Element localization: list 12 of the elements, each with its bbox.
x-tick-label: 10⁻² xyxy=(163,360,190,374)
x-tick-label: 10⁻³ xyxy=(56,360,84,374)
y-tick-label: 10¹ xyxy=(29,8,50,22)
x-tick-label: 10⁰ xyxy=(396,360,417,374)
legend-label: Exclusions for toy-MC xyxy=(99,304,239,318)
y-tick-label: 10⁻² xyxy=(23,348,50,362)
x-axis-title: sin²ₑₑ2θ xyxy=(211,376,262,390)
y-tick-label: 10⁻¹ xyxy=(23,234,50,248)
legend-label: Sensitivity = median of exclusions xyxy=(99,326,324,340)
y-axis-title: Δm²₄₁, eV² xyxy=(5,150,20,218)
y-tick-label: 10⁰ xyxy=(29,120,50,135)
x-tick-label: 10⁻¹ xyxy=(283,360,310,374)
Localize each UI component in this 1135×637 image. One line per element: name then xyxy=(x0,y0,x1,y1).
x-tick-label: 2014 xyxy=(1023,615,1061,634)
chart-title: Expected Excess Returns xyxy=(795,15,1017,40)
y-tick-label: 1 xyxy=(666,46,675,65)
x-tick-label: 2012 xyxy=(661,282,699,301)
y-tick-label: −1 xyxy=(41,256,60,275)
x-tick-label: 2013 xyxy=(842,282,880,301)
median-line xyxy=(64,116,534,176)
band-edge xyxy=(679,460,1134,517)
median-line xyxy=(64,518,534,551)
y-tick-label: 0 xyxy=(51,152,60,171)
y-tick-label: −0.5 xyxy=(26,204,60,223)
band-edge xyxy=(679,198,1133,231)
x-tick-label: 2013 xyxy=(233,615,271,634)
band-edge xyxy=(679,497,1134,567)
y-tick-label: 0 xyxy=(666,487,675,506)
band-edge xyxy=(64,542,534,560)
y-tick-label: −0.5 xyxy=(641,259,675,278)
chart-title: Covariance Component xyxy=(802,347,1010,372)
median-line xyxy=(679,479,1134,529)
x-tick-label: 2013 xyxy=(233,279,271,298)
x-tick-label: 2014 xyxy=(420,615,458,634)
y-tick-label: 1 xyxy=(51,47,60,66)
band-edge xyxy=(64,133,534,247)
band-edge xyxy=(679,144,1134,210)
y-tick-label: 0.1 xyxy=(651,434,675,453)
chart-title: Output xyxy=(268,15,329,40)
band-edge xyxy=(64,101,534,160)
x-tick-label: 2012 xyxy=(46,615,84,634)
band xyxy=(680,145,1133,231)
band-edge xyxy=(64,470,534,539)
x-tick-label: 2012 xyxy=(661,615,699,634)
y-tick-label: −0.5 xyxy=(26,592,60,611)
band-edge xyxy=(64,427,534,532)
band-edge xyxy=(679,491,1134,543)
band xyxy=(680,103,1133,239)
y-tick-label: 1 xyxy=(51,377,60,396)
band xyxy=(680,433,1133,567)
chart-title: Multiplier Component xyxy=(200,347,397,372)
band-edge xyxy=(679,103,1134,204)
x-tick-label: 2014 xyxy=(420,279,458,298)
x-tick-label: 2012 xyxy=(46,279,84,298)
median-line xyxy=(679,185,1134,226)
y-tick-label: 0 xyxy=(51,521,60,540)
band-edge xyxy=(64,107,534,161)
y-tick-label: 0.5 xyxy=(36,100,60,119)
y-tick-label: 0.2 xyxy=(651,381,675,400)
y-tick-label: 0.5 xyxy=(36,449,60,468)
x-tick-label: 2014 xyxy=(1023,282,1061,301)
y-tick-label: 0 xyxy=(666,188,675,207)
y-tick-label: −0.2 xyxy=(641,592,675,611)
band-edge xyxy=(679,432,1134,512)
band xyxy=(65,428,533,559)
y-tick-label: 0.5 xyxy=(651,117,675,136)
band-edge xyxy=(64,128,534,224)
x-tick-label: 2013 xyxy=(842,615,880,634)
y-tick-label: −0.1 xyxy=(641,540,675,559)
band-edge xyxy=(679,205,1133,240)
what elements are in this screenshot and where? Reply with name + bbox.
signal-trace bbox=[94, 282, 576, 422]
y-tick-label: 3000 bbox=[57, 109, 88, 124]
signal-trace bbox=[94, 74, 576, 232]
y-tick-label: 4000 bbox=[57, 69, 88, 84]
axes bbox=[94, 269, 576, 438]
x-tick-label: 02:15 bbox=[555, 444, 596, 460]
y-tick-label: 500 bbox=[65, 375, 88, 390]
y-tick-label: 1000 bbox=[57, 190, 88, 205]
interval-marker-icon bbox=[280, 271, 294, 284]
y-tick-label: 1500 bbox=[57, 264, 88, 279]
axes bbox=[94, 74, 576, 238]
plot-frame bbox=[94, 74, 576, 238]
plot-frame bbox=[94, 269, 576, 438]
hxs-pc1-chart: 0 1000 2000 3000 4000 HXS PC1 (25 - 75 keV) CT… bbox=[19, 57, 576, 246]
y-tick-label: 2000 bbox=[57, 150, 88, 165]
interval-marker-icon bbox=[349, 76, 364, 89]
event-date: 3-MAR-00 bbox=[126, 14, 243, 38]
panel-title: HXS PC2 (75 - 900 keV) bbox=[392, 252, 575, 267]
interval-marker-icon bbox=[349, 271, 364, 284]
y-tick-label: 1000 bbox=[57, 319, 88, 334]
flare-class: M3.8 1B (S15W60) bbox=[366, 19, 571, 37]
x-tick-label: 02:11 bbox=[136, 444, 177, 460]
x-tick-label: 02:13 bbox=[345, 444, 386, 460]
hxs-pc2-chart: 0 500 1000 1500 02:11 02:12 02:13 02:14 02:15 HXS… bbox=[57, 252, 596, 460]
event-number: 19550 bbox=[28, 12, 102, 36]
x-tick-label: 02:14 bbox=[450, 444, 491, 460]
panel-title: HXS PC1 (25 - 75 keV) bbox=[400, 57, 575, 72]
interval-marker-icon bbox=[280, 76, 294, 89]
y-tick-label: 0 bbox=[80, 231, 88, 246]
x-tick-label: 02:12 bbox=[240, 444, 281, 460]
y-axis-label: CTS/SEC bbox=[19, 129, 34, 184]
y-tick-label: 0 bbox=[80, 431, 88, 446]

_____

The problem.
Extract every line of the rows above that contains the string "event".

Result of the task.
event-date: 3-MAR-00 bbox=[126, 14, 243, 38]
event-number: 19550 bbox=[28, 12, 102, 36]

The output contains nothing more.